The problem:
List each line in which the string "Выплата" appears.

Information shown:
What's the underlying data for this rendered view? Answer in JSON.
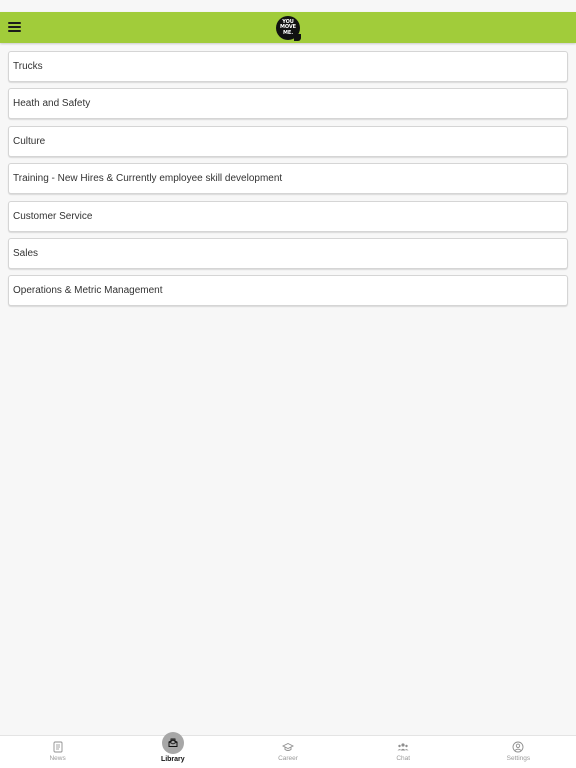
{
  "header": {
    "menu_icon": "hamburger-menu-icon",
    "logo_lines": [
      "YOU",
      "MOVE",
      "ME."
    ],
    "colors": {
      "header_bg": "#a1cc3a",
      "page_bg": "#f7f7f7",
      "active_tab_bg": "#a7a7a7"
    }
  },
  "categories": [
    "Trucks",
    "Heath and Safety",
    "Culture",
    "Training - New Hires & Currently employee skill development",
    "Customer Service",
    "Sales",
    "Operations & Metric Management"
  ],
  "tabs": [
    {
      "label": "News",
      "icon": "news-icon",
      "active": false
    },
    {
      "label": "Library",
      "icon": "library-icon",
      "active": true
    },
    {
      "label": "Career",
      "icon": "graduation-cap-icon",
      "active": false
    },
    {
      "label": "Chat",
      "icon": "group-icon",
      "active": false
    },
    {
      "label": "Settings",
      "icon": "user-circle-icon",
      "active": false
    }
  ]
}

--

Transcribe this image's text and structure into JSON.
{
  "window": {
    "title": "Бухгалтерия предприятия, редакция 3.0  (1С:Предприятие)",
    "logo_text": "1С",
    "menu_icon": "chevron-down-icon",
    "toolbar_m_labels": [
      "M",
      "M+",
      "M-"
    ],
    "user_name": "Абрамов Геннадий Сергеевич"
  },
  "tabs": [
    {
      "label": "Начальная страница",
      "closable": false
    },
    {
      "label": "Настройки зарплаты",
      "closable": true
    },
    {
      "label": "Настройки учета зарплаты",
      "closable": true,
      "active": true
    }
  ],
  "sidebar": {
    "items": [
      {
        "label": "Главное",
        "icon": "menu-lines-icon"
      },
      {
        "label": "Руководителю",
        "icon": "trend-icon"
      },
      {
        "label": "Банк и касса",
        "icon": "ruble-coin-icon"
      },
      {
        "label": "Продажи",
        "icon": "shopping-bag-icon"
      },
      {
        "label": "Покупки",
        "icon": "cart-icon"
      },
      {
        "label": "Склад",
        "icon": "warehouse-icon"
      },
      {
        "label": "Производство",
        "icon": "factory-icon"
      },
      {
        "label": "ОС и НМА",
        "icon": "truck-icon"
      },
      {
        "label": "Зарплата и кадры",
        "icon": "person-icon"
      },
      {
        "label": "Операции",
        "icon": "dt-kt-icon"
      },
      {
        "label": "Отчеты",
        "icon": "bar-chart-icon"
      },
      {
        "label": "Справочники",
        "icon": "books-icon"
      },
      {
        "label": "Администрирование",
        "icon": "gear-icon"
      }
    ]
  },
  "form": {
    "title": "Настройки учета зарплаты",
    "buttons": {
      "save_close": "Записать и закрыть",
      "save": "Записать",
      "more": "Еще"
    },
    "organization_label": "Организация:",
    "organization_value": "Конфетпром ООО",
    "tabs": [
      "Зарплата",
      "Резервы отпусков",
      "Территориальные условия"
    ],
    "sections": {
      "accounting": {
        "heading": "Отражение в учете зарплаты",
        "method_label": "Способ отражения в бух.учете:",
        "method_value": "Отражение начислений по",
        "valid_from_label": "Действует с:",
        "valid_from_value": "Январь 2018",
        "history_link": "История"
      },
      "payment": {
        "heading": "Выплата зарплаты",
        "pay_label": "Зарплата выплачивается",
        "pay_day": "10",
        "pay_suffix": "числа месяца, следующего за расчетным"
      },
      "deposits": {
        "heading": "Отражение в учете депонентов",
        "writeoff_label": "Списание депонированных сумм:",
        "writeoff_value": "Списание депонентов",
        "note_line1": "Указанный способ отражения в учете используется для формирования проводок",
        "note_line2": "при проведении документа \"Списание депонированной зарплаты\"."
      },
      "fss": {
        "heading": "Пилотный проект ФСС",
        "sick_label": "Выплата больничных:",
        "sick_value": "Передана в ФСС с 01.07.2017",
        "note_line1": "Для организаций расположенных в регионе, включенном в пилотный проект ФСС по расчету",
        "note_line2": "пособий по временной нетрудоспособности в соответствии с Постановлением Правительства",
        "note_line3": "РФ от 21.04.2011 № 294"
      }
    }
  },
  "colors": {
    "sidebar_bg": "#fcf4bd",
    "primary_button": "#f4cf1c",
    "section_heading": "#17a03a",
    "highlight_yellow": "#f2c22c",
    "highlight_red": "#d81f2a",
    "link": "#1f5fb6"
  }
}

Result below:
        "heading": "Выплата зарплаты",
        "sick_label": "Выплата больничных:",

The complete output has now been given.